◆ **Provided information**:
• • •

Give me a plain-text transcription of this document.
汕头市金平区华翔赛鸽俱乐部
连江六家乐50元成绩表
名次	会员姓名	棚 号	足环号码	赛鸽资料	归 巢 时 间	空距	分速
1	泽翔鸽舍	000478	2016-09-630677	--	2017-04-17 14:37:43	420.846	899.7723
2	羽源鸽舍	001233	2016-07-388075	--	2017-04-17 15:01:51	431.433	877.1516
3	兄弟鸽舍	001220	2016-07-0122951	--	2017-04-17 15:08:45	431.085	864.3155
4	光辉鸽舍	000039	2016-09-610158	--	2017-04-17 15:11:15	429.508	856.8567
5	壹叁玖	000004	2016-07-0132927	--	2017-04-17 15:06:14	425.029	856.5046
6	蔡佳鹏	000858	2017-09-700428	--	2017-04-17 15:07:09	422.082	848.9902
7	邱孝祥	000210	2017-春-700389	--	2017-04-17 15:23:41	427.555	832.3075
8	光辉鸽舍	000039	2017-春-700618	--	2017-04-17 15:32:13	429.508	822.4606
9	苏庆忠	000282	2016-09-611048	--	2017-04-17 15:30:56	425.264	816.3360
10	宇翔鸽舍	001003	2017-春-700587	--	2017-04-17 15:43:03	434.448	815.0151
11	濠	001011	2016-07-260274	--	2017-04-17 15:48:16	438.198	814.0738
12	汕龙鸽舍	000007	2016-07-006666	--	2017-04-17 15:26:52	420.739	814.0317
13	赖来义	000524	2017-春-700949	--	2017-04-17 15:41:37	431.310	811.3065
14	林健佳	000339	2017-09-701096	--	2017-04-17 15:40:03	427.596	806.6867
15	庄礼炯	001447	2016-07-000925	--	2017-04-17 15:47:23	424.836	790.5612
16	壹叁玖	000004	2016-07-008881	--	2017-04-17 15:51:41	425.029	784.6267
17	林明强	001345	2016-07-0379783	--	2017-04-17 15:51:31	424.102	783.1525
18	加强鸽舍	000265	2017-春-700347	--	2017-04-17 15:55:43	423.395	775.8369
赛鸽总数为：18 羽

• • •

◆ **Your instructions**: Check each line of the records above for "光辉鸽舍", and copy those that have it.

◆ **Answer to this problem**:
4	光辉鸽舍	000039	2016-09-610158	--	2017-04-17 15:11:15	429.508	856.8567
8	光辉鸽舍	000039	2017-春-700618	--	2017-04-17 15:32:13	429.508	822.4606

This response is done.